/---

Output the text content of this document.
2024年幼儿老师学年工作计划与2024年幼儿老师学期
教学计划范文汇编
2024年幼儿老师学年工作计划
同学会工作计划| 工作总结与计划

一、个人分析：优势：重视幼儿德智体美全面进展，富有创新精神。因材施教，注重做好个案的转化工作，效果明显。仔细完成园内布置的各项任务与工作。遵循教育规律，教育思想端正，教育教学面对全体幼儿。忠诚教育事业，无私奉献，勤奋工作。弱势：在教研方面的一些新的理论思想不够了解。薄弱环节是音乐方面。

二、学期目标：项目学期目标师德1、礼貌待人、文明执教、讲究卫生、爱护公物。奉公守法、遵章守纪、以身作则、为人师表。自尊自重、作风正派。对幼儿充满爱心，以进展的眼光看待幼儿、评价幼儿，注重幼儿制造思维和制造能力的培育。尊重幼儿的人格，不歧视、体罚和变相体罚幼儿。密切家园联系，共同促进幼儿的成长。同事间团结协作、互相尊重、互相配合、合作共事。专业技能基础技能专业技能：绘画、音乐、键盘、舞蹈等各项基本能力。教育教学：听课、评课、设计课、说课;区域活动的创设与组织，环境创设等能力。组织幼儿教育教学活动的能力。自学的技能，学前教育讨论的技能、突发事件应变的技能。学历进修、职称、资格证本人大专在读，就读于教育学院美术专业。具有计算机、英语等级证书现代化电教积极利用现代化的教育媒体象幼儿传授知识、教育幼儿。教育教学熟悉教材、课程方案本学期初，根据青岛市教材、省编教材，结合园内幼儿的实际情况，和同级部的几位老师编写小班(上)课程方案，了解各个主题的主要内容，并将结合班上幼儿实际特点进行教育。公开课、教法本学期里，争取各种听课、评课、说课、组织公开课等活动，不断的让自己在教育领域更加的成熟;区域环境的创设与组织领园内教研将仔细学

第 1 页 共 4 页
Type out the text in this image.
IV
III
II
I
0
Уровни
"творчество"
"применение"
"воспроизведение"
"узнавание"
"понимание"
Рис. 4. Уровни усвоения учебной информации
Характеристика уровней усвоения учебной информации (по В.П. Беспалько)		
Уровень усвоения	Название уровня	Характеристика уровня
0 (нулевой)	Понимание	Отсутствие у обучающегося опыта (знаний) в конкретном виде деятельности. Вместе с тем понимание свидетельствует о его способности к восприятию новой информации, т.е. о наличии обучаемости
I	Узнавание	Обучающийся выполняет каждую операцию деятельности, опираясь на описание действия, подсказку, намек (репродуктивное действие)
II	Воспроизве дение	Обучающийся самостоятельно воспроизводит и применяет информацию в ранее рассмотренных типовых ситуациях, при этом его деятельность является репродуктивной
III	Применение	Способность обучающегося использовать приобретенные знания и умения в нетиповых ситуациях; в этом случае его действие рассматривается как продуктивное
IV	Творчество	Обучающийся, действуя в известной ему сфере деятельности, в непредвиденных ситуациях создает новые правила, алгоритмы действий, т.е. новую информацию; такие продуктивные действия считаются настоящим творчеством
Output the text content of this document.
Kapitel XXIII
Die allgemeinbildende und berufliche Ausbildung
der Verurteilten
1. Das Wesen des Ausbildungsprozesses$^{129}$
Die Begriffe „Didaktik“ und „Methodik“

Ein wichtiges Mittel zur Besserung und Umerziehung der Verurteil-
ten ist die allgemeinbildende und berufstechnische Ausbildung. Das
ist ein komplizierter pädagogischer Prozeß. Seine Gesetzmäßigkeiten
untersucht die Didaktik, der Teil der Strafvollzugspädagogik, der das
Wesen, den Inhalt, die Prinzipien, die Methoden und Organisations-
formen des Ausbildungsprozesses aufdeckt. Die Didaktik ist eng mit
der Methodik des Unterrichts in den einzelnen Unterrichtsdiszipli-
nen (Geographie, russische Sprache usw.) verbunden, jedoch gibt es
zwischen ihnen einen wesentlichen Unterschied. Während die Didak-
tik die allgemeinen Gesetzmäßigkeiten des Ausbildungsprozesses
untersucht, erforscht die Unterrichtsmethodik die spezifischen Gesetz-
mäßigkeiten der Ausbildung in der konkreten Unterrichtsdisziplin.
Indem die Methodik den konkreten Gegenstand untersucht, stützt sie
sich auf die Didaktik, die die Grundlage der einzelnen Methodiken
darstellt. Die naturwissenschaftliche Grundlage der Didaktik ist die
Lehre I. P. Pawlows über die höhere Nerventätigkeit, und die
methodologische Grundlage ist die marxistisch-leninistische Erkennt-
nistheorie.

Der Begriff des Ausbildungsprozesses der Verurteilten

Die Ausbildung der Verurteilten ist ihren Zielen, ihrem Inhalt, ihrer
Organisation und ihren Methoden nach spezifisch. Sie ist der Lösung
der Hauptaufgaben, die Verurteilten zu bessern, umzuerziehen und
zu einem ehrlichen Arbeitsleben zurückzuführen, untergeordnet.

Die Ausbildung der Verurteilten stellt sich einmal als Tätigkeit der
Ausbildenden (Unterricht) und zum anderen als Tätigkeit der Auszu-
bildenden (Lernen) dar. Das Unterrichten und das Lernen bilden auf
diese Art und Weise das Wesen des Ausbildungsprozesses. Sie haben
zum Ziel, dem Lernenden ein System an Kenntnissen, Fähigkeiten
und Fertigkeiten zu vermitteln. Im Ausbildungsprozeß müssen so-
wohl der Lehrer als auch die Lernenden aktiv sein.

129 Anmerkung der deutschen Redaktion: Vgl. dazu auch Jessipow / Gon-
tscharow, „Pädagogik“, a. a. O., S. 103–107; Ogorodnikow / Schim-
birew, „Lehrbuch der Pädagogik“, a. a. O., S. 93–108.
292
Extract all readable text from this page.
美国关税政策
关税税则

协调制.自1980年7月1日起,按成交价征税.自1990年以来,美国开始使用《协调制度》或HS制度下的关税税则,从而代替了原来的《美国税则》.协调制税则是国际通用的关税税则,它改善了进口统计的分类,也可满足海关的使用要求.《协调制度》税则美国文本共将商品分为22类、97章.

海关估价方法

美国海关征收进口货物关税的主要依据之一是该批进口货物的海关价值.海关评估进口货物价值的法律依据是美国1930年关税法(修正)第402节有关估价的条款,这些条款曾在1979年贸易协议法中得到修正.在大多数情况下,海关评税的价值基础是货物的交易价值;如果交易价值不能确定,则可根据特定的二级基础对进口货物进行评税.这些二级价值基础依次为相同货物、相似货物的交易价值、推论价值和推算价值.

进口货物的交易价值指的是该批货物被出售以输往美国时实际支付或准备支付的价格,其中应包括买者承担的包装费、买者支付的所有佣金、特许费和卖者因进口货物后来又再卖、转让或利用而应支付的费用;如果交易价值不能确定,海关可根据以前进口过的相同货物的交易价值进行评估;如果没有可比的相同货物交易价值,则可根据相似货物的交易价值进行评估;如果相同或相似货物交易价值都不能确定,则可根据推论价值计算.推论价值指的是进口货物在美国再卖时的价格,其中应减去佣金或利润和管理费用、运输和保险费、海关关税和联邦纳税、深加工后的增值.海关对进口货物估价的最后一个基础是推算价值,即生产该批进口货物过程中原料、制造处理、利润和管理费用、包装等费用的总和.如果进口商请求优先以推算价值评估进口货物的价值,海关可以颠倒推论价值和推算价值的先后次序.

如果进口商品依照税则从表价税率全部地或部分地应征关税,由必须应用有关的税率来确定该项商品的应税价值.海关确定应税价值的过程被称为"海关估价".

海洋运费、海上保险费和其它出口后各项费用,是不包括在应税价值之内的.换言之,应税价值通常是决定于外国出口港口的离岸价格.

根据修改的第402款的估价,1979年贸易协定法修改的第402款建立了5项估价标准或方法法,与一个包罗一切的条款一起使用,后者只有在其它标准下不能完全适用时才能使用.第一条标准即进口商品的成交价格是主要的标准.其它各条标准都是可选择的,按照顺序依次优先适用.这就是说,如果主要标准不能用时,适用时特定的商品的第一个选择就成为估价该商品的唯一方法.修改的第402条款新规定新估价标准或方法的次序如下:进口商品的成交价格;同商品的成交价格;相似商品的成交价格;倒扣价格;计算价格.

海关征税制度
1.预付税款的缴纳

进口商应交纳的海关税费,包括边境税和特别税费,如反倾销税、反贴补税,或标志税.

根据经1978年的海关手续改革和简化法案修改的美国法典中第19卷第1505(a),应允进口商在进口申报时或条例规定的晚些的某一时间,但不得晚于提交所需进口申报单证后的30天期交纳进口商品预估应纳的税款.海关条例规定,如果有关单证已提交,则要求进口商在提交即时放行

\---

§ OBJECTIVE
Copy all lines from the entries that contain the word "Gesetzmäßigkeiten".

§ THE RESULT
ist ein komplizierter pädagogischer Prozeß. Seine Gesetzmäßigkeiten
tik die allgemeinen Gesetzmäßigkeiten des Ausbildungsprozesses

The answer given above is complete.